- [EXERCISE BRIEF]: Every line below that mentions the word "BENEFICIO" should be copied out.

- [EXCERPTED RECORDS]:
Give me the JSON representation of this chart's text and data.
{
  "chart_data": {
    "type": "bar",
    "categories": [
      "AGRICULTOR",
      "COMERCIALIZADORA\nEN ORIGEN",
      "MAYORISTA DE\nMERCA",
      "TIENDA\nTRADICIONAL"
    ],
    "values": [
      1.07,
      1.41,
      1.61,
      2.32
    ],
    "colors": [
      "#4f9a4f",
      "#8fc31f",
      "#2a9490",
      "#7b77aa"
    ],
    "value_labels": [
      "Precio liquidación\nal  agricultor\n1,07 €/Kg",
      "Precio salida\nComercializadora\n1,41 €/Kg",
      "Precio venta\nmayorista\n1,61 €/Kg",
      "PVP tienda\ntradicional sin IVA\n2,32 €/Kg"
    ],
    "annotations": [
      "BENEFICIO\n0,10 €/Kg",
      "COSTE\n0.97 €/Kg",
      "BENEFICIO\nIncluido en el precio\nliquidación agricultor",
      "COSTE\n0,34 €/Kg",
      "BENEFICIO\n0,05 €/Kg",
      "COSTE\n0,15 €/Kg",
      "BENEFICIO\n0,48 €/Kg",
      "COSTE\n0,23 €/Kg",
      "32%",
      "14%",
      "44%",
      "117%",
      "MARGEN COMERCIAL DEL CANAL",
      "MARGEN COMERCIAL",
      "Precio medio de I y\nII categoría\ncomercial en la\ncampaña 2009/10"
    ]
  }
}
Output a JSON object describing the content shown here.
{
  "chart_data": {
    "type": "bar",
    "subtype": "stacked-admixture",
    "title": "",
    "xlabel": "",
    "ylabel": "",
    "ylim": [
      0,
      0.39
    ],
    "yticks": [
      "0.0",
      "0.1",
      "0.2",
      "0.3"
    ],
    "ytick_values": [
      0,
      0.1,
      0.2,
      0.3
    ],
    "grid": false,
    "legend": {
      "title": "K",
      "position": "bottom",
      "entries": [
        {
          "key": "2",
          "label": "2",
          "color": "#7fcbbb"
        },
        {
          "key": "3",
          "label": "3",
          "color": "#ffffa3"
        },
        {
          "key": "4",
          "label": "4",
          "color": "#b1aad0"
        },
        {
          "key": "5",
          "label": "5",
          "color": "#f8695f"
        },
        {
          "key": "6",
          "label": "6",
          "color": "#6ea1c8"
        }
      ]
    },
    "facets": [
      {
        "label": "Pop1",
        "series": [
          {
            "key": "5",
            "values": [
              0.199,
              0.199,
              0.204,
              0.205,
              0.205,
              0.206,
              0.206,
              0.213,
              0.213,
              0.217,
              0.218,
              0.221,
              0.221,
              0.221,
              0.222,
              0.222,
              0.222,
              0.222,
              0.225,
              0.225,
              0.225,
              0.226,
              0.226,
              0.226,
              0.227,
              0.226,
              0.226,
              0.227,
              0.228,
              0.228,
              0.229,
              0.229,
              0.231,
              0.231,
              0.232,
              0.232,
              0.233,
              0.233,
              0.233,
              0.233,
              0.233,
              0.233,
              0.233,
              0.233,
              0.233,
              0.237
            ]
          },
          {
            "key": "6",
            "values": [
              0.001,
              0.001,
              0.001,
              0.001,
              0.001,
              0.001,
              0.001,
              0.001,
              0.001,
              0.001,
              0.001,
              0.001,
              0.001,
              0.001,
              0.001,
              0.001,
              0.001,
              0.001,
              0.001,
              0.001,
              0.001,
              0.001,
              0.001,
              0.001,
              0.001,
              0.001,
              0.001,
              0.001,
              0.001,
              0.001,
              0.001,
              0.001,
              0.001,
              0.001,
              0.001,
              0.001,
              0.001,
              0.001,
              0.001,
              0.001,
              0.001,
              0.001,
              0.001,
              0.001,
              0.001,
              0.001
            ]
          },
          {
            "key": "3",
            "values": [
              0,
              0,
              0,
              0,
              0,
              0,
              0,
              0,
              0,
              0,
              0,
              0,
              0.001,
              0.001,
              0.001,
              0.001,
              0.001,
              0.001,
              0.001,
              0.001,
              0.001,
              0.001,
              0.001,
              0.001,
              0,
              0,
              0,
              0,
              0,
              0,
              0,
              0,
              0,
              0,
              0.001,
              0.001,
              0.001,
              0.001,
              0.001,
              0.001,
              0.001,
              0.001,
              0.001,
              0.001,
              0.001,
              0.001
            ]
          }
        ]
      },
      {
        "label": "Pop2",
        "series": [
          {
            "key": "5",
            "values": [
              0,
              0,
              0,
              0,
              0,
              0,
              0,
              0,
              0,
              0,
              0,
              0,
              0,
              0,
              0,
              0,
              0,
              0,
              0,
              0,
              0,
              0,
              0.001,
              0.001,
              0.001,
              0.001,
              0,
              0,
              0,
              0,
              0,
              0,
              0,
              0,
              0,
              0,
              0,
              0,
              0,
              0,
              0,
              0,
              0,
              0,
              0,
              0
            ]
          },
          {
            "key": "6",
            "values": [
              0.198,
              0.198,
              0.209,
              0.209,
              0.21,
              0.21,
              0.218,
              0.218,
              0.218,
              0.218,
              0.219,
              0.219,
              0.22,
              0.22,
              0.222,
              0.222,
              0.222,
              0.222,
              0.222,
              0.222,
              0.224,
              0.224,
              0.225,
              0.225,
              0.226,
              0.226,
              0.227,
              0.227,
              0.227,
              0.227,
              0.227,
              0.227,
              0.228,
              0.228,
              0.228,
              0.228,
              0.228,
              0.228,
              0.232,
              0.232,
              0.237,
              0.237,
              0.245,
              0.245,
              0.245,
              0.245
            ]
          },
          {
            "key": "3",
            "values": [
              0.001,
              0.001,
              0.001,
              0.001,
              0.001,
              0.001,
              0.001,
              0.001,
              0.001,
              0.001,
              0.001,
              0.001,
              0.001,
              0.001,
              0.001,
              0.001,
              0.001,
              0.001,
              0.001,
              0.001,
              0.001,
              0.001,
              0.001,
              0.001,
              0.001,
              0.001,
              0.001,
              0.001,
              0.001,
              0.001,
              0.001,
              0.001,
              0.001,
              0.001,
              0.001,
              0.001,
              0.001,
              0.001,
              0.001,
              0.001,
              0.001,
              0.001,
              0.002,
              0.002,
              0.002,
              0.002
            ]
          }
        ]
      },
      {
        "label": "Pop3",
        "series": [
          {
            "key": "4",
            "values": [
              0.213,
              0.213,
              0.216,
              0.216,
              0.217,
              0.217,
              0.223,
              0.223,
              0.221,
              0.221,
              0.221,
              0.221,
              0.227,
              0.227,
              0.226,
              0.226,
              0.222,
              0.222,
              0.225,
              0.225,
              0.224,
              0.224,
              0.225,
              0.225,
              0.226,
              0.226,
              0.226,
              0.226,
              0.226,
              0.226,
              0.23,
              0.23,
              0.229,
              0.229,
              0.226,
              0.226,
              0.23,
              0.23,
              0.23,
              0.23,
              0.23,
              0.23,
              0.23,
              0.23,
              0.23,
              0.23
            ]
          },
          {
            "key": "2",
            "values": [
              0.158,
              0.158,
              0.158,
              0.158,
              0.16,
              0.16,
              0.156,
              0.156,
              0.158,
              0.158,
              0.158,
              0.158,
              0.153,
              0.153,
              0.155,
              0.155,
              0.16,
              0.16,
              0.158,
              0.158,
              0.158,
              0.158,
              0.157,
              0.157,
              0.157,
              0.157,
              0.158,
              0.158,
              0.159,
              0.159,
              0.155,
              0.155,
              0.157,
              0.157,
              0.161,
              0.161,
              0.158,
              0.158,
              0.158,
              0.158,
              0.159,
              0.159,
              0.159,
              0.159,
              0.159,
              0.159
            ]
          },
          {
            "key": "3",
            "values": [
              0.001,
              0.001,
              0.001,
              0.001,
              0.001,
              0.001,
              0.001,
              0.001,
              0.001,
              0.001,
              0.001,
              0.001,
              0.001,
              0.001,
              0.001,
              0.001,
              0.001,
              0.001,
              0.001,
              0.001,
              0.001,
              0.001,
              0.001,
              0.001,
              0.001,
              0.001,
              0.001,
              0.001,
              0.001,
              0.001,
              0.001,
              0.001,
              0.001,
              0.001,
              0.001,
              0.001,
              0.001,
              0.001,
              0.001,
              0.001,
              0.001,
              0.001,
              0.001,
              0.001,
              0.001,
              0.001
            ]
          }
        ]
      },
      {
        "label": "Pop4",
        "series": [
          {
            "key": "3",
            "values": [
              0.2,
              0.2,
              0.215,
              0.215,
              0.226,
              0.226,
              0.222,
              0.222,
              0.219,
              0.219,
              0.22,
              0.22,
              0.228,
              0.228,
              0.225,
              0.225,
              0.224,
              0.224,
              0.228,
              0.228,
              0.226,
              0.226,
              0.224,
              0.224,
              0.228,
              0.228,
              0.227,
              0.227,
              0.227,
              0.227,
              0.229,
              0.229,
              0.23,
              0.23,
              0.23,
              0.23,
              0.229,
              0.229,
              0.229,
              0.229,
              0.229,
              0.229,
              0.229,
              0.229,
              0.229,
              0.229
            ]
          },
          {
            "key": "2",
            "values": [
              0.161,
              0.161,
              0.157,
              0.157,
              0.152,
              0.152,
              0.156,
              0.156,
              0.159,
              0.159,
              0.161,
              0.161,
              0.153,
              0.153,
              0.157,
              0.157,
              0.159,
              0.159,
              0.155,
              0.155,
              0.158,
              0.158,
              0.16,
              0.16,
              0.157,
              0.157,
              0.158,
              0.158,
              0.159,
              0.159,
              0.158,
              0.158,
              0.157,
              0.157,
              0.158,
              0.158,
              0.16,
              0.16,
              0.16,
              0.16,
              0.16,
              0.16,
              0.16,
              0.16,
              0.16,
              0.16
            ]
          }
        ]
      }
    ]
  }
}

- [SOLUTION]:
      "BENEFICIO\n0,10 €/Kg",
      "BENEFICIO\nIncluido en el precio\nliquidación agricultor",
      "BENEFICIO\n0,05 €/Kg",
      "BENEFICIO\n0,48 €/Kg",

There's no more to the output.